Writing good software has never been easier thanks to the other developers that have put free, high-quality libraries out on the internet. The price of free is in understanding how different libraries interact, which often do so in complicated ways leading to the creation of cargo-cults. Like the Melanesians, we do things not because we know why, but because it’s worked in the past.
Nearly everyone in software has been guilty of following along with an established pattern when confronted with new and unfamiliar code, despite any weakness in the underlying explanation. This is not that story. This is a story about how I (somewhat embarrassingly) created my own cargo-cult for a library I had been using for years and the excessively complicated approach I used to diffuse it.
The Problem
This particular example is in a Ruby On Rails project, but it can happen anywhere in any language.
We use Cancancan as our authorization framework. Cancancan includes a convenient helper load_and_authorize_resource
, which saves multiple lines of code per controller method, along with ensuring that nobody accidentally skips authorizing the user.
A few months ago I needed to write a controller method for a custom endpoint with a route similar to the code snippet below:
resources :things do
get '/special_thing' => 'things#get_special_thing'
end
I used load_and_authorize_resource
like I normally do, but instead of getting an instance of Thing
, @thing
was nil
.
I looked at some documentation and came up with the following, that still didn’t work:
class ThingsController < ApplicationController
load_and_authorize_resource only: [:get_special_thing], id: :thing_id
def get_special_thing
Rails.logger.info("Here's the thing: #{@thing}") # @thing is nil. What's wrong?
end
end
It was late, I was under a deadline, and someone mentioned that in another situation, changing GET
to PUT
got different results. API purity was preventing me from going to bed, so a PUT request it became. It worked, though I had no idea why. I added the remaining methods as PUT
requests and the cargo-cult was born.
The Right Solution
Over the next few months, we repeated the pattern of using the id
option for load_and_authorize_resource
along with PUT
requests. I brushed off questions from colleagues with saying things like “It’s just the way it is. Rails is magic.”
The features got out to production and the customers were happy. Unless they opened the network inspector and analyzed every call, the feature worked flawlessly.
Still, I knew that one day we’d need to expose this via a public API and I would face even more questions about this oddity. I had a little downtime and decided to dig in.
After a little more Google-fu failed to turn up any answers, I did the most logical thing: turn to the source. I found the source location from bundler
and used grep -r
to drill down into the following line of code in lib/cancan/controller_resource.rb
:
def member_action?
new_actions.include?(@params[:action].to_sym) || @options[:singleton] || ( (@params[:id] || @params[@options[:id_param]]) && !collection_actions.include?(@params[:action].to_sym))

==============================

WORK REQUEST: Quote the passage from the Cancancan cargo-cult account, starting with "I looked at" and going on through "cargo-cult was born.".

Recorded data
==============================

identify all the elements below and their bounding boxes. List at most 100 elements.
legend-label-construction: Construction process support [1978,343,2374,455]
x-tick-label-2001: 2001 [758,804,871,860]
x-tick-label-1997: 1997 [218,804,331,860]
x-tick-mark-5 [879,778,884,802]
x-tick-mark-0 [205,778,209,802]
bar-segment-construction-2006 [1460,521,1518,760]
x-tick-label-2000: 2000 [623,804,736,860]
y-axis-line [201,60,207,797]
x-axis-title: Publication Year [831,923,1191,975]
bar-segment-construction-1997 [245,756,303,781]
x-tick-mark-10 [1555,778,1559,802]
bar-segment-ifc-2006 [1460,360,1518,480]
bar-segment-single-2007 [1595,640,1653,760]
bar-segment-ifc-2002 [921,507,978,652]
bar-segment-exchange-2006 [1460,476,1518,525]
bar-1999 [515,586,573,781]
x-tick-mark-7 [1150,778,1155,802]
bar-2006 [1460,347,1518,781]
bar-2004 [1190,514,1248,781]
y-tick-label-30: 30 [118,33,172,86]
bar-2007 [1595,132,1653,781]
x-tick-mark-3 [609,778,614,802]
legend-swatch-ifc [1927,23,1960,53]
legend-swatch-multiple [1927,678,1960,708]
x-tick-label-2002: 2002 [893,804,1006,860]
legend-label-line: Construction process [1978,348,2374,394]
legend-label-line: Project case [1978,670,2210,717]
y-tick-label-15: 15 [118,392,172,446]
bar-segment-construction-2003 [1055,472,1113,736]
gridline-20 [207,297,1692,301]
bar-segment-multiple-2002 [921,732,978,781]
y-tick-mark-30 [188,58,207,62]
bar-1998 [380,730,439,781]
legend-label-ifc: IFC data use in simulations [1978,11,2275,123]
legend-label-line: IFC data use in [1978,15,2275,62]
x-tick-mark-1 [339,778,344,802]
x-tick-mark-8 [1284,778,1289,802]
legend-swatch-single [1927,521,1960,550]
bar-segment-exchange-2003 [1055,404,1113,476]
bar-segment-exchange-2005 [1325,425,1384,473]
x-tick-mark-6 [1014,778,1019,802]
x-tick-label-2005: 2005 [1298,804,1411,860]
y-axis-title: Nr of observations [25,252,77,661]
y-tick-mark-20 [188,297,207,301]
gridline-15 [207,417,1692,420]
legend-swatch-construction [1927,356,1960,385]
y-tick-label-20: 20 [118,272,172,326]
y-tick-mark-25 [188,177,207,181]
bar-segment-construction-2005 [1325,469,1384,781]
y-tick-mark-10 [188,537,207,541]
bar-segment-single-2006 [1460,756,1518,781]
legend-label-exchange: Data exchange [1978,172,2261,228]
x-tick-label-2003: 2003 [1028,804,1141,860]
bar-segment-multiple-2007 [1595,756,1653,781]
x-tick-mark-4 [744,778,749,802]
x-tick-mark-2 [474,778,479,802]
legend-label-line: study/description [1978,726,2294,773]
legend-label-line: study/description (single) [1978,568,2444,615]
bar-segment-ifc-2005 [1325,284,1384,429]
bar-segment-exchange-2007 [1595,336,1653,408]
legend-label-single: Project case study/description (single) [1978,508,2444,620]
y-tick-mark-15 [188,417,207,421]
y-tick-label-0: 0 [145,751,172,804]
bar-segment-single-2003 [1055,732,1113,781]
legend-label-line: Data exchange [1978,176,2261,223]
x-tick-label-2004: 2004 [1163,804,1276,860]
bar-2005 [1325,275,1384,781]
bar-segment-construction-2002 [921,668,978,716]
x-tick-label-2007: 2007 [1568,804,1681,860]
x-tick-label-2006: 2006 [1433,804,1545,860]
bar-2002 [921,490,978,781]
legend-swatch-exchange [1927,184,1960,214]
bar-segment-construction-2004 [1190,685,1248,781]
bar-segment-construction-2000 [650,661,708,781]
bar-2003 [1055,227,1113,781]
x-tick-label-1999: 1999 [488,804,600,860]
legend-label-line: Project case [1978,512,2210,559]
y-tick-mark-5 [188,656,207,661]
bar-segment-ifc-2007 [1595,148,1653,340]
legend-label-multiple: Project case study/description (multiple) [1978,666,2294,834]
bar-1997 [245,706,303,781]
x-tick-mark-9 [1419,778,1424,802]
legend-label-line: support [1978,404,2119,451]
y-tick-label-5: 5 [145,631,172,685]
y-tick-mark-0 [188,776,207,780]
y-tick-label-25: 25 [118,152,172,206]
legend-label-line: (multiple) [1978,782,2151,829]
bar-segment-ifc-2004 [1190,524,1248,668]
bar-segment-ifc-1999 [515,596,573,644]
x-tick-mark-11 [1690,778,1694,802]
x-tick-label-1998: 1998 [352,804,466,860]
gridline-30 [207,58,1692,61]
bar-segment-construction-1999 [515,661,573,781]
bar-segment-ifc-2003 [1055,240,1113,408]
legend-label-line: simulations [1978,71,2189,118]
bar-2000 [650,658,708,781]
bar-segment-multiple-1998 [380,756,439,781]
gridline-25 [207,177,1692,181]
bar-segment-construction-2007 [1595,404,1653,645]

==============================

RESULT OF THE TASK:
I looked at some documentation and came up with the following, that still didn’t work:
class ThingsController < ApplicationController
load_and_authorize_resource only: [:get_special_thing], id: :thing_id
def get_special_thing
Rails.logger.info("Here's the thing: #{@thing}") # @thing is nil. What's wrong?
end
end
It was late, I was under a deadline, and someone mentioned that in another situation, changing GET
to PUT
got different results. API purity was preventing me from going to bed, so a PUT request it became. It worked, though I had no idea why. I added the remaining methods as PUT
requests and the cargo-cult was born.